----- RECORDS FOR THE EXERCISE -----

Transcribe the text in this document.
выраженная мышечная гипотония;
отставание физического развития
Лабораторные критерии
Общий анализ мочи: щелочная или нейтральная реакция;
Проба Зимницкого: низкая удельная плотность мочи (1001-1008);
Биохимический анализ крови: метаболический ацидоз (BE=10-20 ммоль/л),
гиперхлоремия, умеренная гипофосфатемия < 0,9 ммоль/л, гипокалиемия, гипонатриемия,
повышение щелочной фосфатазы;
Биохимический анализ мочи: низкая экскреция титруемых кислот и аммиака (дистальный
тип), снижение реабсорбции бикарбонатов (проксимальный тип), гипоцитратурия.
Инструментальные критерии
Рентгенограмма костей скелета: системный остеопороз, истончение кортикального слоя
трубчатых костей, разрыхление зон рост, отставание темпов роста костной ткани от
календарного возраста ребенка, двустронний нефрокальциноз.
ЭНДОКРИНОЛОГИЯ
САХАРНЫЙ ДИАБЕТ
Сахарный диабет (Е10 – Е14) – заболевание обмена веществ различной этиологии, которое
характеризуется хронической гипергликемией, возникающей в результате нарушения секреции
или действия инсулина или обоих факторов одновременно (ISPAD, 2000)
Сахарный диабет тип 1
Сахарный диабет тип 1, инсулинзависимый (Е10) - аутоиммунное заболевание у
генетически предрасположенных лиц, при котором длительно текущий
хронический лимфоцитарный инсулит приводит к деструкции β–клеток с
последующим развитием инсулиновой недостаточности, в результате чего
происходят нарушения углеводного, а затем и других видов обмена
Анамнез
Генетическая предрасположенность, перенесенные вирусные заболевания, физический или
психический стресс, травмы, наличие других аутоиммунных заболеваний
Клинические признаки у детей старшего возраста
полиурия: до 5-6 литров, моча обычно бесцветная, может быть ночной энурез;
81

-----

Pick out, from the lines above, every one that contains the string "нарушения".

характеризуется хронической гипергликемией, возникающей в результате нарушения секреции
происходят нарушения углеводного, а затем и других видов обмена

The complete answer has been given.